▸ Task prompt: Please work out how many lines in the material contain "Evolution" and give only that figure.

(Figure collection entries)
═══

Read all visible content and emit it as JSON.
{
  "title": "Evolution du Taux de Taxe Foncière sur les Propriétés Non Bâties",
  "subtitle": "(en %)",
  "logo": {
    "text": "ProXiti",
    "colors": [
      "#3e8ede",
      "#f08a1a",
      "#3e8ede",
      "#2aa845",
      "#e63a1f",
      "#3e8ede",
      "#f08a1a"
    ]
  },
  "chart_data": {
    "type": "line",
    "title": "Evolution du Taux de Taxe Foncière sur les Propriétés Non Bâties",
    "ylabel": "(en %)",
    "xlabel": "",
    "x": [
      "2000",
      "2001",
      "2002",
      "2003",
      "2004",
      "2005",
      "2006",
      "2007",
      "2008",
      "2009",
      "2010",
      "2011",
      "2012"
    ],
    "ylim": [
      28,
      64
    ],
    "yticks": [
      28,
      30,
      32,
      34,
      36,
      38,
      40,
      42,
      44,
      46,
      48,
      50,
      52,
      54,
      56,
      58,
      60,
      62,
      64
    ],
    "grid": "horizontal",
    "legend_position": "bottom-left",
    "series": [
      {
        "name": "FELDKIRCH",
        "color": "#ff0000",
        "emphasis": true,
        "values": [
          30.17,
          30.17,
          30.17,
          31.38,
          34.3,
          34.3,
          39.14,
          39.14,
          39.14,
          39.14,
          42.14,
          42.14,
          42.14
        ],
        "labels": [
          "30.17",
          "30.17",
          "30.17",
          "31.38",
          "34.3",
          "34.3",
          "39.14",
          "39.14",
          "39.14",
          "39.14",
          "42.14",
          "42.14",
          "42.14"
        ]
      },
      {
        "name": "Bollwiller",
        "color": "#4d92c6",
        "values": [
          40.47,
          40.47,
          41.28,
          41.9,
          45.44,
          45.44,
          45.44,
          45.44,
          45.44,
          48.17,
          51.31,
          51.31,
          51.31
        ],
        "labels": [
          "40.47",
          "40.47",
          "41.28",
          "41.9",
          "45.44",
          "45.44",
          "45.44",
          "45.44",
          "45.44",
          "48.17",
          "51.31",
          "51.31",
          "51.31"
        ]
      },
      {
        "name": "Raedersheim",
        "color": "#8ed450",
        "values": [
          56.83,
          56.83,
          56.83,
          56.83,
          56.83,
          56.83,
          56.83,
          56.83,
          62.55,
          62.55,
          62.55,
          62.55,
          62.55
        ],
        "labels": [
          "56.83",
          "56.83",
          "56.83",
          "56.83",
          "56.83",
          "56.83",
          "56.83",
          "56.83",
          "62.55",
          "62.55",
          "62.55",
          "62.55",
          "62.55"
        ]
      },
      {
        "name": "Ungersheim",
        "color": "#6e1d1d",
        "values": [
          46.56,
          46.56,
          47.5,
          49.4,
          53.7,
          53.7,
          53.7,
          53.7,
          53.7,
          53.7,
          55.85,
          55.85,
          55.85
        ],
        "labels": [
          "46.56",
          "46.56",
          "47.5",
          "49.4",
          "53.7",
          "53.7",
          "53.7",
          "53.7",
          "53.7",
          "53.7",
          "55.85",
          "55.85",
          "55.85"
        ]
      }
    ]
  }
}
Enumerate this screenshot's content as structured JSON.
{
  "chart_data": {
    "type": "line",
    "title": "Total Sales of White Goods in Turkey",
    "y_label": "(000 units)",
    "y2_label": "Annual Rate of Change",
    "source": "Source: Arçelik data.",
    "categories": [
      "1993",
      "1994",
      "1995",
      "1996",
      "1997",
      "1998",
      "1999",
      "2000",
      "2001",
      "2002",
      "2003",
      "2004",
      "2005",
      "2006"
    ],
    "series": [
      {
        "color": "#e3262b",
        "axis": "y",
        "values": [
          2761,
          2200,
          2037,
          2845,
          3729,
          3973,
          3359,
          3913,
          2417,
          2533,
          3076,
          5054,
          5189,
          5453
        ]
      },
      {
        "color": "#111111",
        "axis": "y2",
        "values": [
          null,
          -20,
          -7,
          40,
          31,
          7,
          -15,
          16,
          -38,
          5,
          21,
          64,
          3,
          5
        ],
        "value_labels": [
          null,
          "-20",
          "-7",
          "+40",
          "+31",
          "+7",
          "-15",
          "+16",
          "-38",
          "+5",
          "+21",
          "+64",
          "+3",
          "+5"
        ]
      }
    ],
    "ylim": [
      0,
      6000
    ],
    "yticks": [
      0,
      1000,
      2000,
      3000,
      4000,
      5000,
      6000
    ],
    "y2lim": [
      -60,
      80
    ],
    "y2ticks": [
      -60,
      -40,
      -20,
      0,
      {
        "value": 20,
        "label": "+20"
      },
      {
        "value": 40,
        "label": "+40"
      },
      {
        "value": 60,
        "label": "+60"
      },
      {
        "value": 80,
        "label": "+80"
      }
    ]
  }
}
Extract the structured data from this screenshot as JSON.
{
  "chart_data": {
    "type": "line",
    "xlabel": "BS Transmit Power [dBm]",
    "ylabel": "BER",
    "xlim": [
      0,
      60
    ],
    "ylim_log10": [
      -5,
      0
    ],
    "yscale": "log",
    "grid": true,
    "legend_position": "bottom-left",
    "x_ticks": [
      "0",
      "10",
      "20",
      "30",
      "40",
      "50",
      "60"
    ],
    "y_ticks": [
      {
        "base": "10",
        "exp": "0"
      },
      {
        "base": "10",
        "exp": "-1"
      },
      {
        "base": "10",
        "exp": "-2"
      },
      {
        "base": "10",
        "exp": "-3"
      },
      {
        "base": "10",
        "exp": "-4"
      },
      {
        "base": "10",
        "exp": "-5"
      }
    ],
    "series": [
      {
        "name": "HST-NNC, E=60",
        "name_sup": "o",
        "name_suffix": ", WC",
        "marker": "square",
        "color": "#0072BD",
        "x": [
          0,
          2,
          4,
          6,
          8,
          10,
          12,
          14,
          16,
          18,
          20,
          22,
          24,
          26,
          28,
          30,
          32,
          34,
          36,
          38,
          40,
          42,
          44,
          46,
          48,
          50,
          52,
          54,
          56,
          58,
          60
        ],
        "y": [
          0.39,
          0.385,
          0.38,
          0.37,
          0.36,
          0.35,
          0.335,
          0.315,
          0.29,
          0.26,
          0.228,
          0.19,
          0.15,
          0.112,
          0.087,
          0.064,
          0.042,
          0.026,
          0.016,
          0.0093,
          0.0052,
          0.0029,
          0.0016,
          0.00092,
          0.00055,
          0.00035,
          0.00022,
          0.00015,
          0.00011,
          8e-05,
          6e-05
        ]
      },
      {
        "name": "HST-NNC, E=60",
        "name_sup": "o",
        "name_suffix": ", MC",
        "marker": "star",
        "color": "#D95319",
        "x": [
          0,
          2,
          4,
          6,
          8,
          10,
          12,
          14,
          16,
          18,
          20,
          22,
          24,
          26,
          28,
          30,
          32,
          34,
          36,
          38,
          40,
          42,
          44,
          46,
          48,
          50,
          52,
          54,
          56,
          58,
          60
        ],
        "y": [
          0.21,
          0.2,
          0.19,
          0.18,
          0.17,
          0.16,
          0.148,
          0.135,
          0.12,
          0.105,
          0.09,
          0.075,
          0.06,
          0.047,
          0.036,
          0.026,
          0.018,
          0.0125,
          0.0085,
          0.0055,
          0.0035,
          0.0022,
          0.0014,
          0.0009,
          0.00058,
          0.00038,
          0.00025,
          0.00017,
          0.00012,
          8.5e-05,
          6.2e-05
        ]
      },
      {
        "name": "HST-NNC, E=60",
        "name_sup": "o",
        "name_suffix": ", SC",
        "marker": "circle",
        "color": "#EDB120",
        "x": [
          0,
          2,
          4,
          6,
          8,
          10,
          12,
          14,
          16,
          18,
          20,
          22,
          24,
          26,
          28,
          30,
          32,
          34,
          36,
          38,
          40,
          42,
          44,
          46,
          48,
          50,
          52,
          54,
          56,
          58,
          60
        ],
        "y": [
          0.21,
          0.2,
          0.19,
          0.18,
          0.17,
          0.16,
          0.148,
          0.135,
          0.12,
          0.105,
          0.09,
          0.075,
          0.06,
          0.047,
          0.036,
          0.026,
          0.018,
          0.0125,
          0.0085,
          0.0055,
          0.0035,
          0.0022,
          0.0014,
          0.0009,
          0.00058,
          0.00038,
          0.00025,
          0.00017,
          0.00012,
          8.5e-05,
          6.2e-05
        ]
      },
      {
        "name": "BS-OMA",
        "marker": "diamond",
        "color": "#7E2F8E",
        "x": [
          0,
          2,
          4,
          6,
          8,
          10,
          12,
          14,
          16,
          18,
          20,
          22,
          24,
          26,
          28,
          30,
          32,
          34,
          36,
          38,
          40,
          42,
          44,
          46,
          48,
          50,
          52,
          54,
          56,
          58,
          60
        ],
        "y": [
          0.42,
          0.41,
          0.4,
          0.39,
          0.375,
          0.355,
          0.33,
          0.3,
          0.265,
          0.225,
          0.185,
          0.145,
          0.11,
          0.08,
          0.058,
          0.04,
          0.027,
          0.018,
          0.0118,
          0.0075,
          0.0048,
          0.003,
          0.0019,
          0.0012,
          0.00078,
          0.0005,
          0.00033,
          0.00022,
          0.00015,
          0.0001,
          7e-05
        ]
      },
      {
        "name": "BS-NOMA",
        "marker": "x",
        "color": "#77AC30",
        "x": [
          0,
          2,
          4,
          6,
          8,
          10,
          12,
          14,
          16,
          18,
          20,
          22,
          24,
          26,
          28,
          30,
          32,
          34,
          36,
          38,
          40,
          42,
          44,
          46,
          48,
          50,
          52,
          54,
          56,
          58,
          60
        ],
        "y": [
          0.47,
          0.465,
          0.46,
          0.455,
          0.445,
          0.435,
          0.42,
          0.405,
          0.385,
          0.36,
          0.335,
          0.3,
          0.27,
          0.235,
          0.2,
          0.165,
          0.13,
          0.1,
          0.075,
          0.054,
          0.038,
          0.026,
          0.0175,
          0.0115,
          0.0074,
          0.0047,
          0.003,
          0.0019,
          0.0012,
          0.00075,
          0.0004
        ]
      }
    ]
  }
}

═══

▸ Exercise answer: 2